§ Supplied records
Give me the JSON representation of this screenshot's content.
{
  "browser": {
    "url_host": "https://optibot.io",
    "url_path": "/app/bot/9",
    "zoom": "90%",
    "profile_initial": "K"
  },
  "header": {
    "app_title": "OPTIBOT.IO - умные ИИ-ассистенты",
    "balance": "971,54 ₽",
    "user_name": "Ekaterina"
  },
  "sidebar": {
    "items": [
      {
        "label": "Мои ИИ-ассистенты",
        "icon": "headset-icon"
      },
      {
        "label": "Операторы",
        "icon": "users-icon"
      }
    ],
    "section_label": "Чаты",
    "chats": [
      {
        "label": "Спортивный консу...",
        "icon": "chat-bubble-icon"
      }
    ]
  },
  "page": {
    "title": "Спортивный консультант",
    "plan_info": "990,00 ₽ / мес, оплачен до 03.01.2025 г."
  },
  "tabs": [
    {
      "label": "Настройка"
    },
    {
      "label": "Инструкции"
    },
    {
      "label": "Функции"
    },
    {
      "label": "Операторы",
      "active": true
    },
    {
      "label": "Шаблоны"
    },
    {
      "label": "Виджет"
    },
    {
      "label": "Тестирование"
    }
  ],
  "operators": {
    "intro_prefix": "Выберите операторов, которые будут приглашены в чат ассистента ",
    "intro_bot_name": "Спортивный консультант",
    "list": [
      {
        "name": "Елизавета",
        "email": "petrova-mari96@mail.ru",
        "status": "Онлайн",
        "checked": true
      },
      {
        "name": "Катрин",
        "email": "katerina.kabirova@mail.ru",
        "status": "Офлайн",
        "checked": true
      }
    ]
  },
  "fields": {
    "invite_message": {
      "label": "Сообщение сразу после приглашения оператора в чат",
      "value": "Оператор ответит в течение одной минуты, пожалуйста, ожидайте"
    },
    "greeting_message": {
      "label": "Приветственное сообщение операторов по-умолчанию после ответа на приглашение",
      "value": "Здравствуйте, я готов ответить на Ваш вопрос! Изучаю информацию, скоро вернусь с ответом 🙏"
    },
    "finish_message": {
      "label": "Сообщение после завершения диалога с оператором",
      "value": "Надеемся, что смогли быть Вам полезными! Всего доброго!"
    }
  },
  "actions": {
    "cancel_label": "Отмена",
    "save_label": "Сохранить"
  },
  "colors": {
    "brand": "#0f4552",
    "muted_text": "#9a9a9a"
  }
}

§ Written request
Write out every entry again, keeping each line exactly the same.

§ Exercise output
Give me the JSON representation of this screenshot's content.
{
  "browser": {
    "url_host": "https://optibot.io",
    "url_path": "/app/bot/9",
    "zoom": "90%",
    "profile_initial": "K"
  },
  "header": {
    "app_title": "OPTIBOT.IO - умные ИИ-ассистенты",
    "balance": "971,54 ₽",
    "user_name": "Ekaterina"
  },
  "sidebar": {
    "items": [
      {
        "label": "Мои ИИ-ассистенты",
        "icon": "headset-icon"
      },
      {
        "label": "Операторы",
        "icon": "users-icon"
      }
    ],
    "section_label": "Чаты",
    "chats": [
      {
        "label": "Спортивный консу...",
        "icon": "chat-bubble-icon"
      }
    ]
  },
  "page": {
    "title": "Спортивный консультант",
    "plan_info": "990,00 ₽ / мес, оплачен до 03.01.2025 г."
  },
  "tabs": [
    {
      "label": "Настройка"
    },
    {
      "label": "Инструкции"
    },
    {
      "label": "Функции"
    },
    {
      "label": "Операторы",
      "active": true
    },
    {
      "label": "Шаблоны"
    },
    {
      "label": "Виджет"
    },
    {
      "label": "Тестирование"
    }
  ],
  "operators": {
    "intro_prefix": "Выберите операторов, которые будут приглашены в чат ассистента ",
    "intro_bot_name": "Спортивный консультант",
    "list": [
      {
        "name": "Елизавета",
        "email": "petrova-mari96@mail.ru",
        "status": "Онлайн",
        "checked": true
      },
      {
        "name": "Катрин",
        "email": "katerina.kabirova@mail.ru",
        "status": "Офлайн",
        "checked": true
      }
    ]
  },
  "fields": {
    "invite_message": {
      "label": "Сообщение сразу после приглашения оператора в чат",
      "value": "Оператор ответит в течение одной минуты, пожалуйста, ожидайте"
    },
    "greeting_message": {
      "label": "Приветственное сообщение операторов по-умолчанию после ответа на приглашение",
      "value": "Здравствуйте, я готов ответить на Ваш вопрос! Изучаю информацию, скоро вернусь с ответом 🙏"
    },
    "finish_message": {
      "label": "Сообщение после завершения диалога с оператором",
      "value": "Надеемся, что смогли быть Вам полезными! Всего доброго!"
    }
  },
  "actions": {
    "cancel_label": "Отмена",
    "save_label": "Сохранить"
  },
  "colors": {
    "brand": "#0f4552",
    "muted_text": "#9a9a9a"
  }
}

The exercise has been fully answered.